▸ **Written problem**
Go through the listing below and gather every line with the word "Field".

---- Data supplied

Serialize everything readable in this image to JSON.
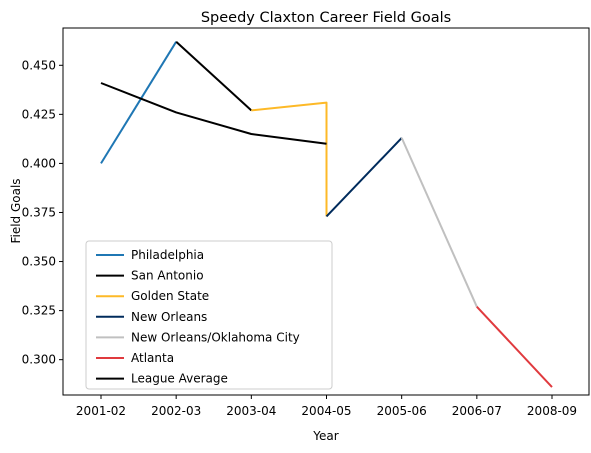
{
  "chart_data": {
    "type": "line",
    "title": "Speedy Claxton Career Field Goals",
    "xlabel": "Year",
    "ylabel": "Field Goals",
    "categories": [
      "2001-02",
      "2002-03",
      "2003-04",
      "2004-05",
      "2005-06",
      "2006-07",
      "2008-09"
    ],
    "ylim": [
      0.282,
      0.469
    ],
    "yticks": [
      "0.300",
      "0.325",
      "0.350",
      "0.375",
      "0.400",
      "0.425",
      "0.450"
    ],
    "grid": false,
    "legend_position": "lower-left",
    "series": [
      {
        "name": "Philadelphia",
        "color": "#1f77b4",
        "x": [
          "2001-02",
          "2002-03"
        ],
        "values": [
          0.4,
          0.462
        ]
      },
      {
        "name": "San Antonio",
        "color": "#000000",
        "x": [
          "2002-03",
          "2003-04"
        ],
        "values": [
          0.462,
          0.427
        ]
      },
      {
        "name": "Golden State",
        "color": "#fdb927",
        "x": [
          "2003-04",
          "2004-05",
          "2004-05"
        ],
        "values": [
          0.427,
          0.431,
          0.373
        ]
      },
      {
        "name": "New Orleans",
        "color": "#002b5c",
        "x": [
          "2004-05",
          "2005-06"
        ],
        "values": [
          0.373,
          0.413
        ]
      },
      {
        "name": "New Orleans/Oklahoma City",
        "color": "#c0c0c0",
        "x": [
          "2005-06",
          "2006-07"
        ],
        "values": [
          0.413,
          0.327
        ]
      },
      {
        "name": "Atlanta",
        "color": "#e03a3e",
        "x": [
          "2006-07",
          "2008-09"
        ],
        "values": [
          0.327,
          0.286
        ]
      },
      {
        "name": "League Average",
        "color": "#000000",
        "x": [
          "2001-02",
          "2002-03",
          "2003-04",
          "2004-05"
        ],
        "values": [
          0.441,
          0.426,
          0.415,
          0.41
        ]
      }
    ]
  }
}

--------
---- Data supplied

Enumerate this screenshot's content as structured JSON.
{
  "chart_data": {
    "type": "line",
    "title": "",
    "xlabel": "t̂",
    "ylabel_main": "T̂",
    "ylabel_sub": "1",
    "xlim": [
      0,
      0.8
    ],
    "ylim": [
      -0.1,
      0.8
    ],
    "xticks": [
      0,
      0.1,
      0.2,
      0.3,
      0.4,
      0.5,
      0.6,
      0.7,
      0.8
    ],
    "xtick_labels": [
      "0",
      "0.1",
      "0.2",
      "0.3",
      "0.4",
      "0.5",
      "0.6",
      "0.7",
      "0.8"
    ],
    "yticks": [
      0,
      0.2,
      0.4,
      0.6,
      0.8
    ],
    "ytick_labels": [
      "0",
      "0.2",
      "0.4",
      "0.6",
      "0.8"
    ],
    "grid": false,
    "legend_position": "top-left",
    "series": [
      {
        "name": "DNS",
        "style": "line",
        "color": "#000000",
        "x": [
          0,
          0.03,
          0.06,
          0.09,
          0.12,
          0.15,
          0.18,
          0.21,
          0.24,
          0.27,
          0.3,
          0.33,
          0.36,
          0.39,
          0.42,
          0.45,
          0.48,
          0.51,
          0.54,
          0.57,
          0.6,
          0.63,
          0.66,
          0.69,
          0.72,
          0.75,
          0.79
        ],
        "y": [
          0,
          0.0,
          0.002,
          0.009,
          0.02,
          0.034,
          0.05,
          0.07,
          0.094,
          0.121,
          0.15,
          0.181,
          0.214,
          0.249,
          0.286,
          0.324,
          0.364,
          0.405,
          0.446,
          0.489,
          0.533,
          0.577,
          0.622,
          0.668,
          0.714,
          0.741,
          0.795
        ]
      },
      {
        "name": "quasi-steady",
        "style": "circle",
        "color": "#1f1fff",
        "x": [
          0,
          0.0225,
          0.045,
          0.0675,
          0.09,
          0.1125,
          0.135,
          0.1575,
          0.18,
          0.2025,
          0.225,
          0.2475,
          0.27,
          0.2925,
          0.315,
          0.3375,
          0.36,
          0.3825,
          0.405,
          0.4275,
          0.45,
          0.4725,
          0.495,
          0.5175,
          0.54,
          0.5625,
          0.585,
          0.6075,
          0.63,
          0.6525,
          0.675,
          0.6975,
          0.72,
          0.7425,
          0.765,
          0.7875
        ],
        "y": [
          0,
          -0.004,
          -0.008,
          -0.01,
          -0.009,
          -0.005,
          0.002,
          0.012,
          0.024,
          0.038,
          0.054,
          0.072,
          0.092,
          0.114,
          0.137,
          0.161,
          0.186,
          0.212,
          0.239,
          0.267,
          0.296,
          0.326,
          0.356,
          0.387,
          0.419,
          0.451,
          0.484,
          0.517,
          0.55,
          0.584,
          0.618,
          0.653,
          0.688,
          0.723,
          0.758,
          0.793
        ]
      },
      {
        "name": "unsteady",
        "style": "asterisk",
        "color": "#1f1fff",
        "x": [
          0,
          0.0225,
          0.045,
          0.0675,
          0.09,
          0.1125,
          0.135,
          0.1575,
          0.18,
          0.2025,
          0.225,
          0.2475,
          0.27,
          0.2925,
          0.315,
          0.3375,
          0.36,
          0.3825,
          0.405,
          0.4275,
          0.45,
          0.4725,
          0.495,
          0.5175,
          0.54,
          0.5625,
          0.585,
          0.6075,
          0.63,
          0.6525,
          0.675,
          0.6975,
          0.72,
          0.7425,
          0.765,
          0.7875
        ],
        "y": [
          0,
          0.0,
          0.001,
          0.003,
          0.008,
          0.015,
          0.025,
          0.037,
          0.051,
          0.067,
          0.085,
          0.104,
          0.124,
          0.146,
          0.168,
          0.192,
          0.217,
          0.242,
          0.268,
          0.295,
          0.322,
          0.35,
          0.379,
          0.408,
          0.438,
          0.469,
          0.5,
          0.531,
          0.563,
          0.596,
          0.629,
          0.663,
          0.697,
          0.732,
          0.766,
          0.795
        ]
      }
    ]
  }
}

--------

▸ **Solution to this task**
    "title": "Speedy Claxton Career Field Goals",
    "ylabel": "Field Goals",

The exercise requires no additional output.